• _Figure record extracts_

☆ ☆ ☆

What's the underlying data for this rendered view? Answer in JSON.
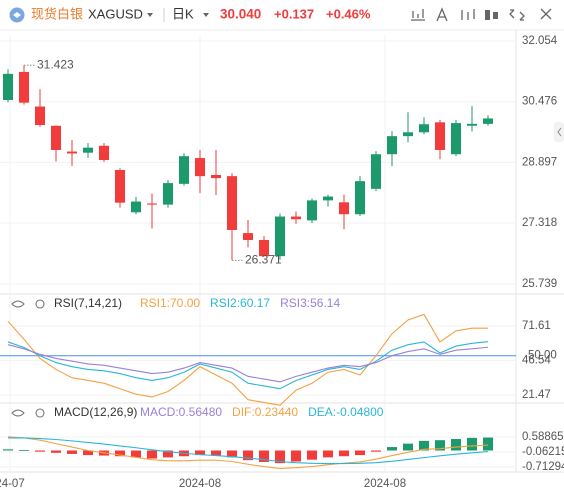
{
  "header": {
    "product": "现货白银",
    "symbol": "XAGUSD",
    "period": "日K",
    "price": "30.040",
    "change": "+0.137",
    "change_pct": "+0.46%"
  },
  "x_axis_labels": [
    "24-07",
    "2024-08",
    "2024-08"
  ],
  "chart_data": [
    {
      "type": "candlestick",
      "up_color": "#1c9a6c",
      "down_color": "#f23b3b",
      "open": [
        30.52,
        31.25,
        30.35,
        29.85,
        29.18,
        29.15,
        29.33,
        28.7,
        27.6,
        27.83,
        27.8,
        28.34,
        29.01,
        28.57,
        28.54,
        27.06,
        26.88,
        26.46,
        27.49,
        27.39,
        27.91,
        27.86,
        27.55,
        28.21,
        29.11,
        29.58,
        29.68,
        29.94,
        29.11,
        29.85,
        29.9
      ],
      "high": [
        31.32,
        31.423,
        30.8,
        29.85,
        29.48,
        29.4,
        29.4,
        28.75,
        28.0,
        28.09,
        28.44,
        29.14,
        29.22,
        29.22,
        28.62,
        27.4,
        26.98,
        27.57,
        27.62,
        27.96,
        28.06,
        28.06,
        28.54,
        29.19,
        29.71,
        30.2,
        30.07,
        30.0,
        30.0,
        30.36,
        30.12
      ],
      "low": [
        30.46,
        30.4,
        29.82,
        28.92,
        28.8,
        29.02,
        28.91,
        27.72,
        27.55,
        27.18,
        27.72,
        28.29,
        28.1,
        28.05,
        26.35,
        26.69,
        26.45,
        26.371,
        27.3,
        27.32,
        27.75,
        27.16,
        27.5,
        28.15,
        28.8,
        29.42,
        29.63,
        28.98,
        29.06,
        29.7,
        29.85
      ],
      "close": [
        31.2,
        30.45,
        29.87,
        29.22,
        29.13,
        29.28,
        28.96,
        27.85,
        27.88,
        27.8,
        28.36,
        29.06,
        28.54,
        28.49,
        27.14,
        26.88,
        26.46,
        27.49,
        27.42,
        27.91,
        28.01,
        27.55,
        28.41,
        29.11,
        29.58,
        29.68,
        29.89,
        29.22,
        29.92,
        29.9,
        30.04
      ],
      "high_label": "31.423",
      "low_label": "26.371",
      "ylim": [
        25.58,
        32.21
      ],
      "yticks": [
        32.054,
        30.476,
        28.897,
        27.318,
        25.739
      ]
    },
    {
      "type": "line",
      "title": "RSI(7,14,21)",
      "series": [
        {
          "name": "RSI1:70.00",
          "color": "#f4a142",
          "values": [
            75,
            62,
            48,
            40,
            34,
            32,
            30,
            26,
            22,
            20,
            24,
            32,
            42,
            36,
            30,
            18,
            16,
            14,
            25,
            30,
            38,
            40,
            36,
            50,
            66,
            76,
            80,
            60,
            68,
            70,
            70
          ]
        },
        {
          "name": "RSI2:60.17",
          "color": "#29b6d8",
          "values": [
            60,
            56,
            50,
            45,
            42,
            40,
            39,
            37,
            34,
            32,
            34,
            38,
            44,
            41,
            38,
            30,
            28,
            26,
            32,
            36,
            40,
            42,
            40,
            46,
            54,
            58,
            60,
            52,
            57,
            59,
            60.17
          ]
        },
        {
          "name": "RSI3:56.14",
          "color": "#9b80d6",
          "values": [
            58,
            55,
            51,
            48,
            46,
            44,
            43,
            41,
            39,
            37,
            38,
            41,
            45,
            43,
            41,
            35,
            33,
            31,
            35,
            38,
            41,
            43,
            42,
            45,
            50,
            53,
            55,
            51,
            54,
            55,
            56.14
          ]
        }
      ],
      "reference_line": {
        "value": 50,
        "label": "50.00",
        "color": "#4a8fe7"
      },
      "ylim": [
        17.8,
        90.5
      ],
      "yticks": [
        71.61,
        46.54,
        21.47
      ]
    },
    {
      "type": "macd",
      "title": "MACD(12,26,9)",
      "series": [
        {
          "name": "MACD:0.56480",
          "color": "#9b80d6",
          "up_color": "#1c9a6c",
          "down_color": "#f23b3b",
          "values": [
            0.05,
            0.02,
            -0.05,
            -0.1,
            -0.15,
            -0.2,
            -0.22,
            -0.25,
            -0.3,
            -0.35,
            -0.3,
            -0.25,
            -0.2,
            -0.22,
            -0.3,
            -0.42,
            -0.5,
            -0.55,
            -0.48,
            -0.4,
            -0.3,
            -0.25,
            -0.2,
            -0.05,
            0.15,
            0.3,
            0.42,
            0.45,
            0.5,
            0.55,
            0.5648
          ]
        },
        {
          "name": "DIF:0.23440",
          "color": "#f4a142",
          "values": [
            0.6,
            0.55,
            0.45,
            0.3,
            0.15,
            0.0,
            -0.1,
            -0.2,
            -0.3,
            -0.4,
            -0.45,
            -0.45,
            -0.42,
            -0.42,
            -0.48,
            -0.6,
            -0.7,
            -0.78,
            -0.75,
            -0.7,
            -0.62,
            -0.55,
            -0.5,
            -0.38,
            -0.22,
            -0.08,
            0.05,
            0.08,
            0.15,
            0.2,
            0.2344
          ]
        },
        {
          "name": "DEA:-0.04800",
          "color": "#29b6d8",
          "values": [
            0.55,
            0.55,
            0.52,
            0.48,
            0.42,
            0.35,
            0.28,
            0.2,
            0.12,
            0.03,
            -0.05,
            -0.12,
            -0.18,
            -0.22,
            -0.27,
            -0.33,
            -0.4,
            -0.48,
            -0.53,
            -0.56,
            -0.57,
            -0.57,
            -0.56,
            -0.53,
            -0.47,
            -0.39,
            -0.31,
            -0.23,
            -0.16,
            -0.1,
            -0.048
          ]
        }
      ],
      "ylim": [
        -0.85,
        1.33
      ],
      "yticks": [
        0.58865,
        -0.06215,
        -0.71294
      ]
    }
  ]
}
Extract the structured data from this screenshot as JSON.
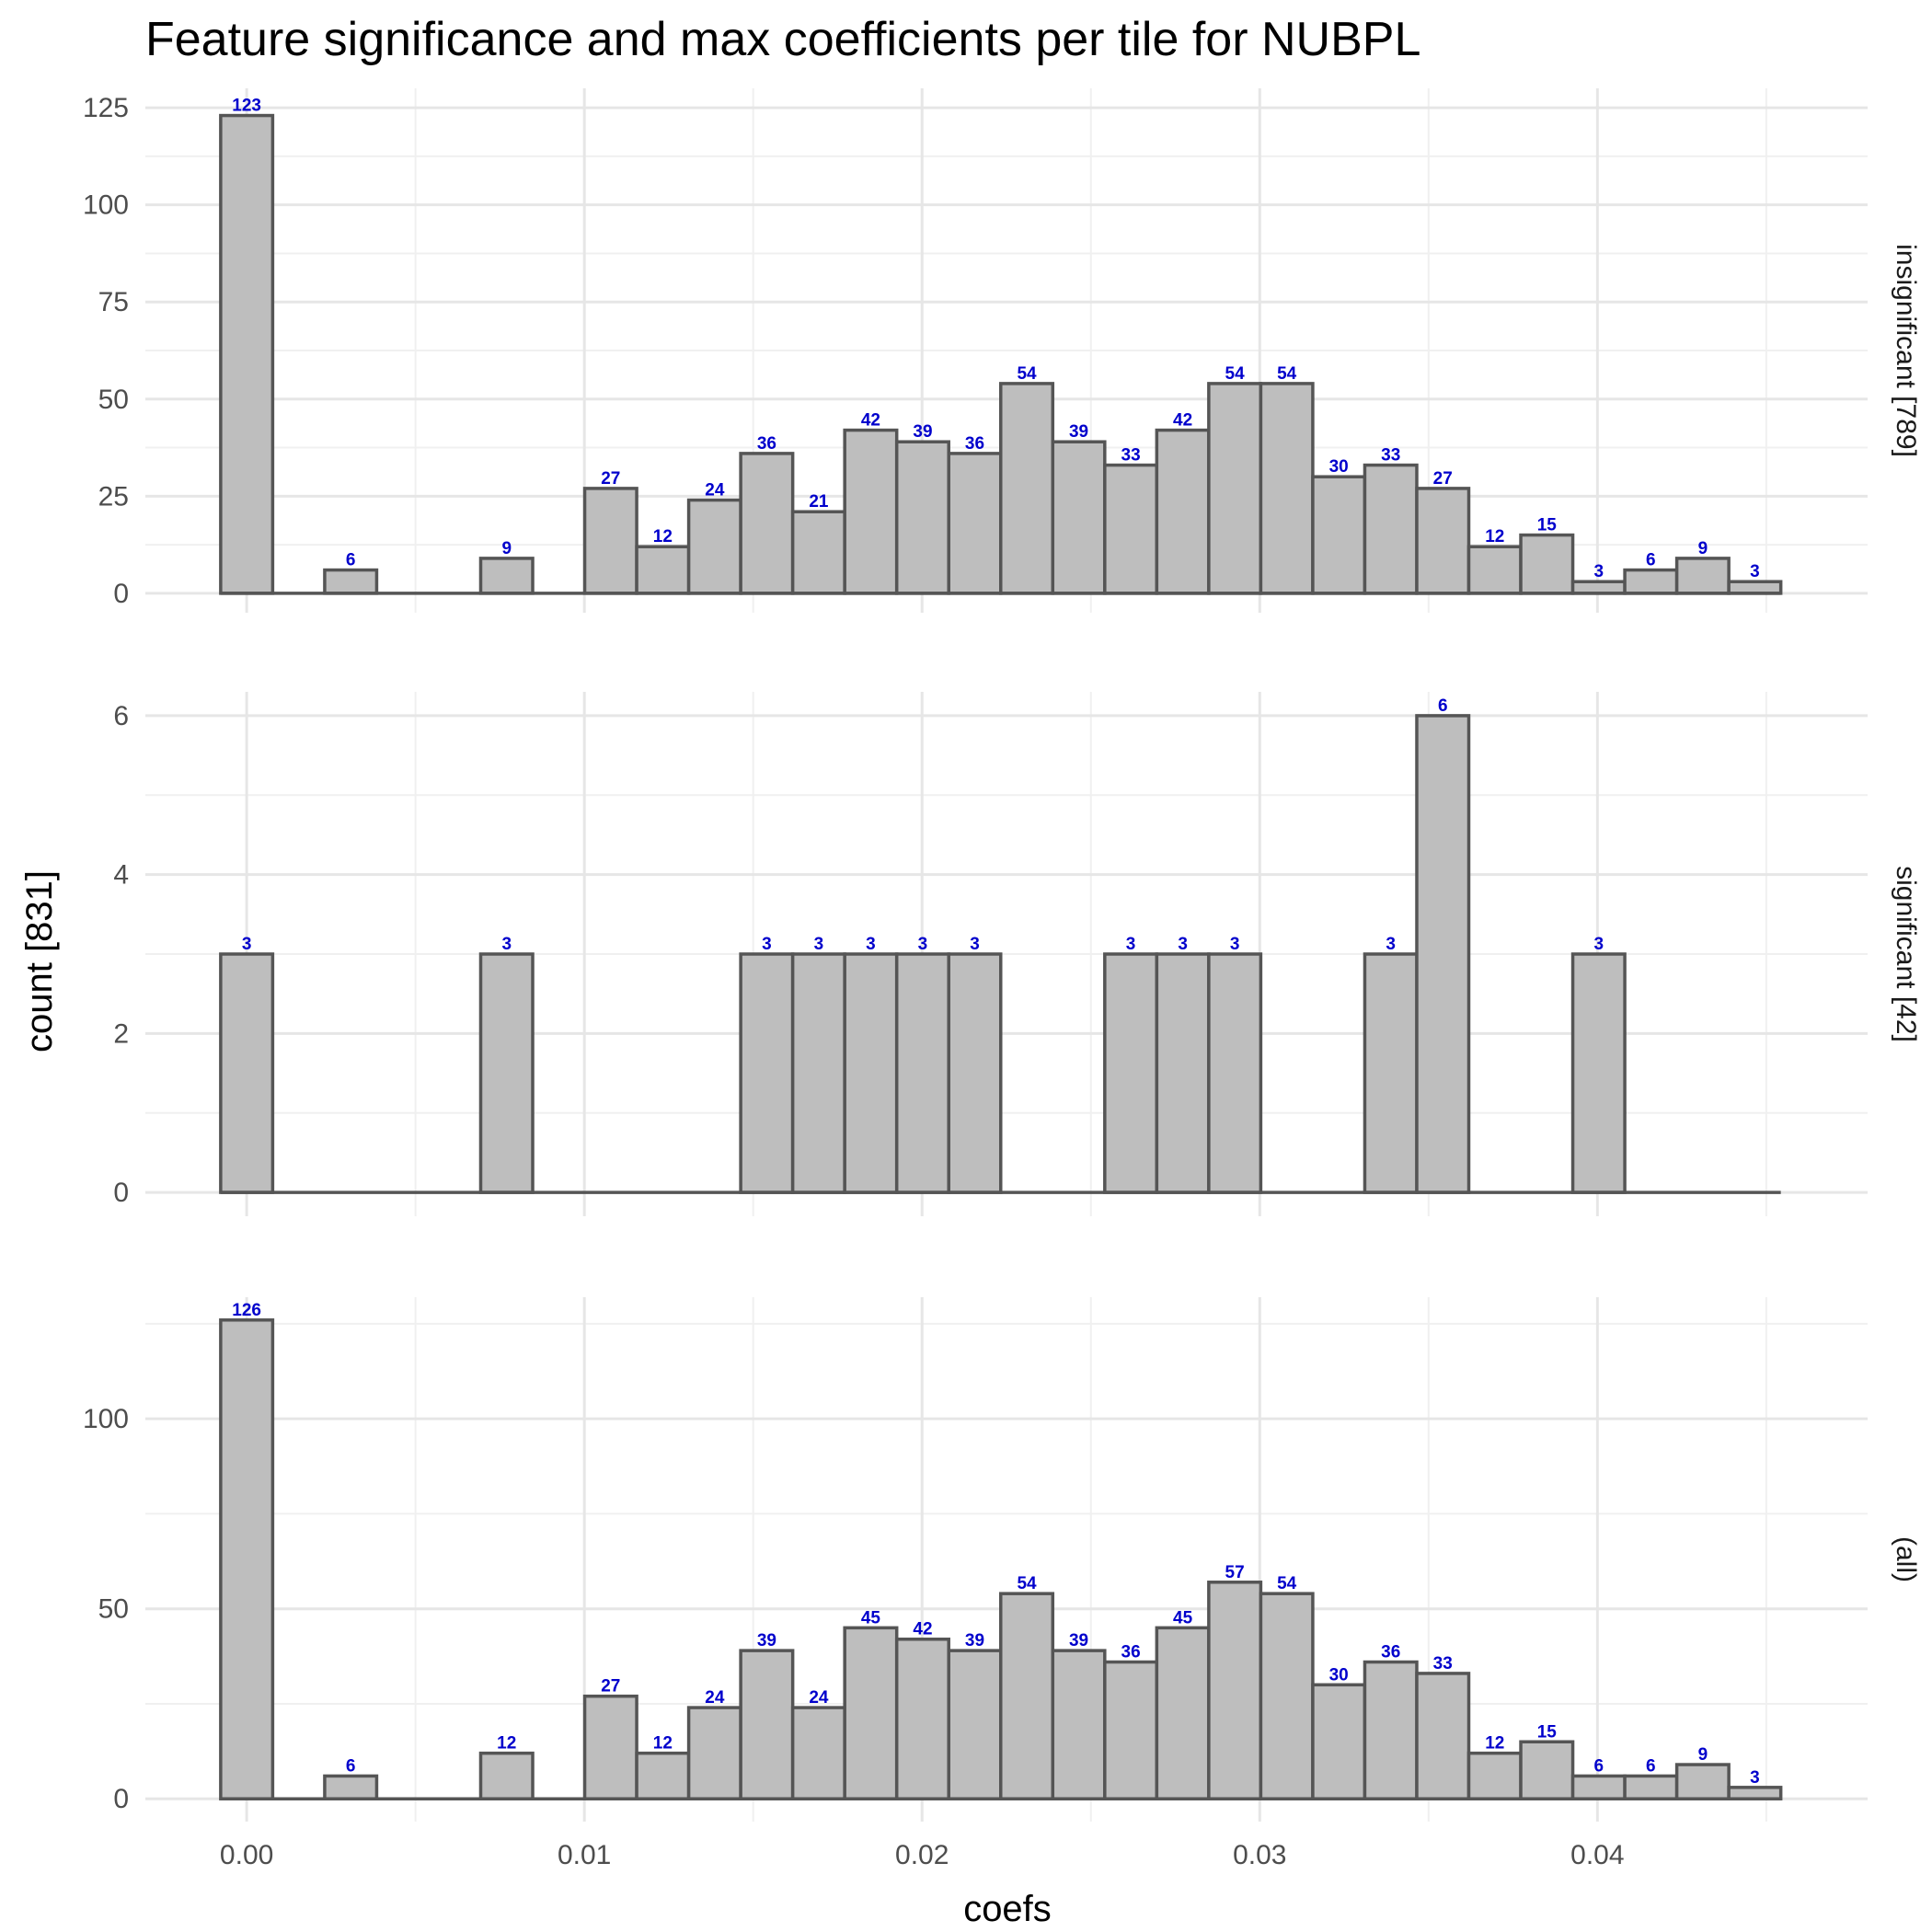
{
  "chart_data": {
    "type": "bar",
    "title": "Feature significance and max coefficients per tile for NUBPL",
    "xlabel": "coefs",
    "ylabel": "count [831]",
    "x_ticks": [
      0.0,
      0.01,
      0.02,
      0.03,
      0.04
    ],
    "x_tick_labels": [
      "0.00",
      "0.01",
      "0.02",
      "0.03",
      "0.04"
    ],
    "xlim": [
      -0.003,
      0.048
    ],
    "bin_width": 0.00154,
    "bin_centers": [
      0.0,
      0.00154,
      0.00308,
      0.00462,
      0.00616,
      0.0077,
      0.00924,
      0.01078,
      0.01232,
      0.01386,
      0.0154,
      0.01694,
      0.01848,
      0.02002,
      0.02156,
      0.0231,
      0.02464,
      0.02618,
      0.02772,
      0.02926,
      0.0308,
      0.03234,
      0.03388,
      0.03542,
      0.03696,
      0.0385,
      0.04004,
      0.04158,
      0.04312,
      0.04466
    ],
    "bar_color": "#bebebe",
    "bar_edge_color": "#555555",
    "label_color": "#0000cc",
    "panels": [
      {
        "strip": "insignificant [789]",
        "ylim": [
          -5,
          130
        ],
        "y_ticks": [
          0,
          25,
          50,
          75,
          100,
          125
        ],
        "y_tick_labels": [
          "0",
          "25",
          "50",
          "75",
          "100",
          "125"
        ],
        "values": [
          123,
          0,
          6,
          0,
          0,
          9,
          0,
          27,
          12,
          24,
          36,
          21,
          42,
          39,
          36,
          54,
          39,
          33,
          42,
          54,
          54,
          30,
          33,
          27,
          12,
          15,
          3,
          6,
          9,
          3
        ]
      },
      {
        "strip": "significant [42]",
        "ylim": [
          -0.3,
          6.3
        ],
        "y_ticks": [
          0,
          2,
          4,
          6
        ],
        "y_tick_labels": [
          "0",
          "2",
          "4",
          "6"
        ],
        "values": [
          3,
          0,
          0,
          0,
          0,
          3,
          0,
          0,
          0,
          0,
          3,
          3,
          3,
          3,
          3,
          0,
          0,
          3,
          3,
          3,
          0,
          0,
          3,
          6,
          0,
          0,
          3,
          0,
          0,
          0
        ]
      },
      {
        "strip": "(all)",
        "ylim": [
          -6,
          132
        ],
        "y_ticks": [
          0,
          50,
          100
        ],
        "y_tick_labels": [
          "0",
          "50",
          "100"
        ],
        "values": [
          126,
          0,
          6,
          0,
          0,
          12,
          0,
          27,
          12,
          24,
          39,
          24,
          45,
          42,
          39,
          54,
          39,
          36,
          45,
          57,
          54,
          30,
          36,
          33,
          12,
          15,
          6,
          6,
          9,
          3
        ]
      }
    ],
    "grid": true,
    "legend": "none"
  }
}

☆ ☆ ☆

• _SHORT TASK_
Indicate how many lines of the material include the word "name"; the number alone is required.

• _ANSWER FOR THE TASK_
6